(Dataset records)
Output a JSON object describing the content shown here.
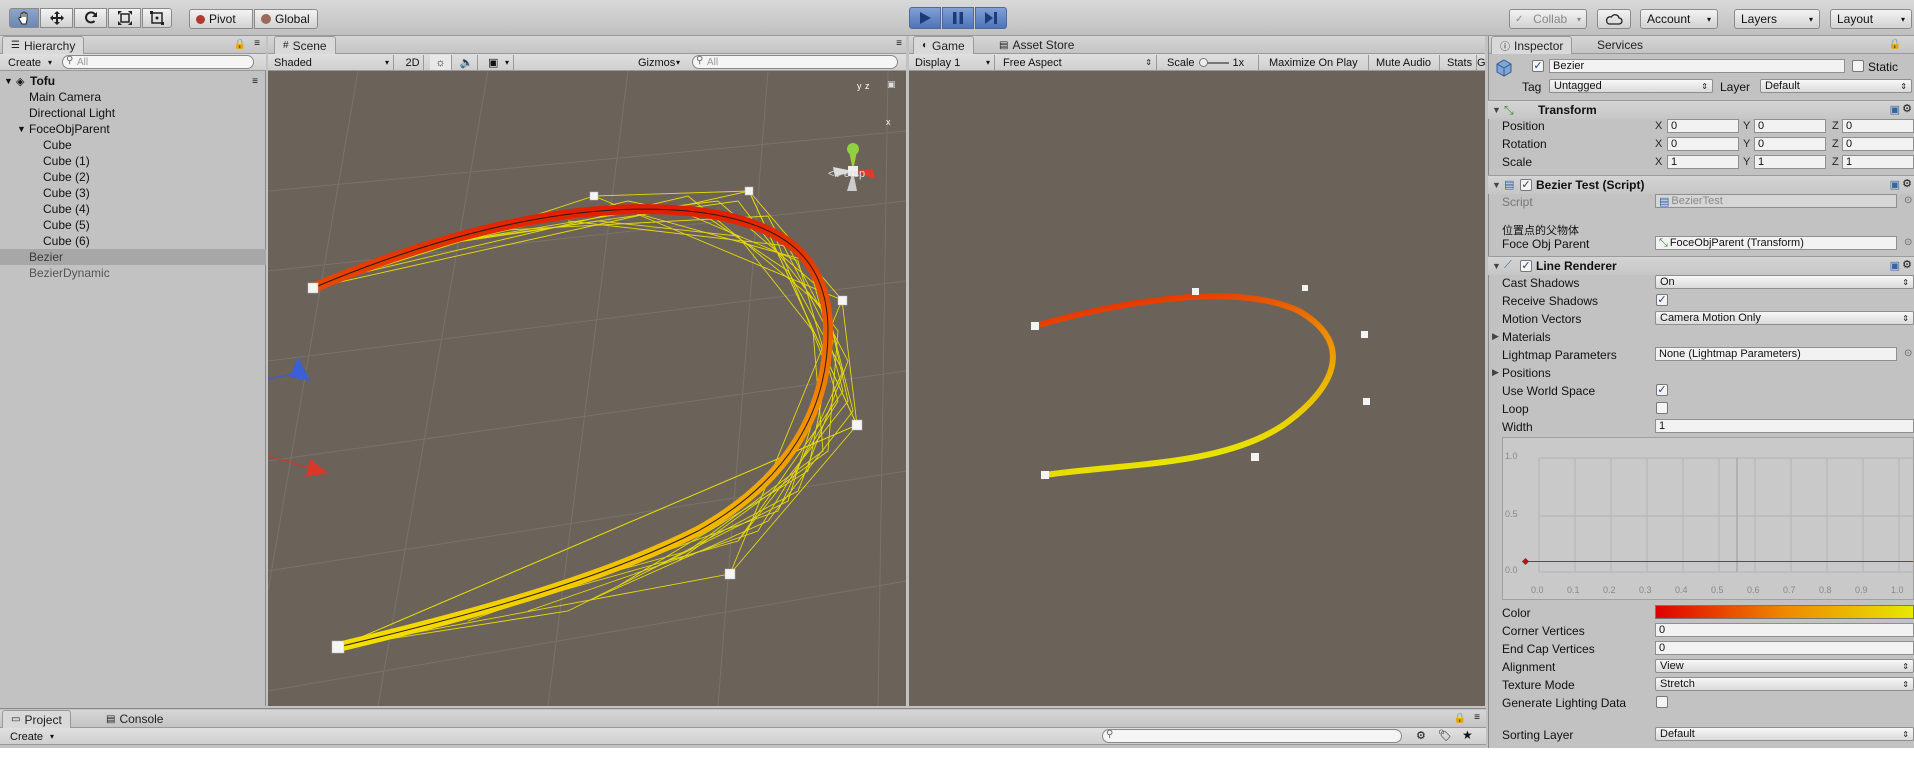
{
  "toolbar": {
    "pivot_label": "Pivot",
    "global_label": "Global",
    "collab_label": "Collab",
    "account_label": "Account",
    "layers_label": "Layers",
    "layout_label": "Layout",
    "tools": [
      "hand-tool",
      "move-tool",
      "rotate-tool",
      "scale-tool",
      "rect-tool"
    ]
  },
  "hierarchy": {
    "tab_label": "Hierarchy",
    "create_label": "Create",
    "search_placeholder": "All",
    "scene_name": "Tofu",
    "items": [
      {
        "label": "Main Camera"
      },
      {
        "label": "Directional Light"
      },
      {
        "label": "FoceObjParent"
      },
      {
        "label": "Cube"
      },
      {
        "label": "Cube (1)"
      },
      {
        "label": "Cube (2)"
      },
      {
        "label": "Cube (3)"
      },
      {
        "label": "Cube (4)"
      },
      {
        "label": "Cube (5)"
      },
      {
        "label": "Cube (6)"
      },
      {
        "label": "Bezier"
      },
      {
        "label": "BezierDynamic"
      }
    ]
  },
  "scene": {
    "tab_label": "Scene",
    "shading_mode": "Shaded",
    "mode_2d": "2D",
    "gizmos_label": "Gizmos",
    "search_placeholder": "All",
    "persp_label": "Persp",
    "gizmo_y": "y",
    "gizmo_z": "z",
    "gizmo_x": "x"
  },
  "game": {
    "tab_label": "Game",
    "asset_store_label": "Asset Store",
    "display": "Display 1",
    "aspect": "Free Aspect",
    "scale_label": "Scale",
    "scale_value": "1x",
    "maximize_label": "Maximize On Play",
    "mute_label": "Mute Audio",
    "stats_label": "Stats",
    "gizmos_short": "G"
  },
  "inspector": {
    "tab_label": "Inspector",
    "services_label": "Services",
    "object_name": "Bezier",
    "static_label": "Static",
    "tag_label": "Tag",
    "tag_value": "Untagged",
    "layer_label": "Layer",
    "layer_value": "Default",
    "transform": {
      "title": "Transform",
      "position_label": "Position",
      "rotation_label": "Rotation",
      "scale_label": "Scale",
      "position": {
        "x": "0",
        "y": "0",
        "z": "0"
      },
      "rotation": {
        "x": "0",
        "y": "0",
        "z": "0"
      },
      "scale": {
        "x": "1",
        "y": "1",
        "z": "1"
      }
    },
    "axis_x": "X",
    "axis_y": "Y",
    "axis_z": "Z",
    "bezier_script": {
      "title": "Bezier Test (Script)",
      "script_label": "Script",
      "script_value": "BezierTest",
      "header_note": "位置点的父物体",
      "parent_label": "Foce Obj Parent",
      "parent_value": "FoceObjParent (Transform)"
    },
    "line_renderer": {
      "title": "Line Renderer",
      "cast_shadows_label": "Cast Shadows",
      "cast_shadows_value": "On",
      "receive_shadows_label": "Receive Shadows",
      "receive_shadows": true,
      "motion_vectors_label": "Motion Vectors",
      "motion_vectors_value": "Camera Motion Only",
      "materials_label": "Materials",
      "lightmap_label": "Lightmap Parameters",
      "lightmap_value": "None (Lightmap Parameters)",
      "positions_label": "Positions",
      "use_world_space_label": "Use World Space",
      "use_world_space": true,
      "loop_label": "Loop",
      "loop": false,
      "width_label": "Width",
      "width_value": "1",
      "curve_y_ticks": [
        "1.0",
        "0.5",
        "0.0"
      ],
      "curve_x_ticks": [
        "0.0",
        "0.1",
        "0.2",
        "0.3",
        "0.4",
        "0.5",
        "0.6",
        "0.7",
        "0.8",
        "0.9",
        "1.0"
      ],
      "curve_value": 0.1,
      "color_label": "Color",
      "gradient_start": "#e00000",
      "gradient_mid": "#ee8800",
      "gradient_end": "#e8e800",
      "corner_vertices_label": "Corner Vertices",
      "corner_vertices_value": "0",
      "end_cap_label": "End Cap Vertices",
      "end_cap_value": "0",
      "alignment_label": "Alignment",
      "alignment_value": "View",
      "texture_mode_label": "Texture Mode",
      "texture_mode_value": "Stretch",
      "gen_lighting_label": "Generate Lighting Data",
      "gen_lighting": false,
      "sorting_layer_label": "Sorting Layer",
      "sorting_layer_value": "Default"
    }
  },
  "project": {
    "tab_label": "Project",
    "console_label": "Console",
    "create_label": "Create"
  },
  "colors": {
    "viewport_bg": "#6b625a",
    "selection": "#a7a7a7",
    "play_blue": "#4f74b8"
  }
}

### [SHORT TASK]
Gather up, from the records above, each line where the word "Create" appears.

### [SOLUTION]
    "create_label": "Create",
    "create_label": "Create"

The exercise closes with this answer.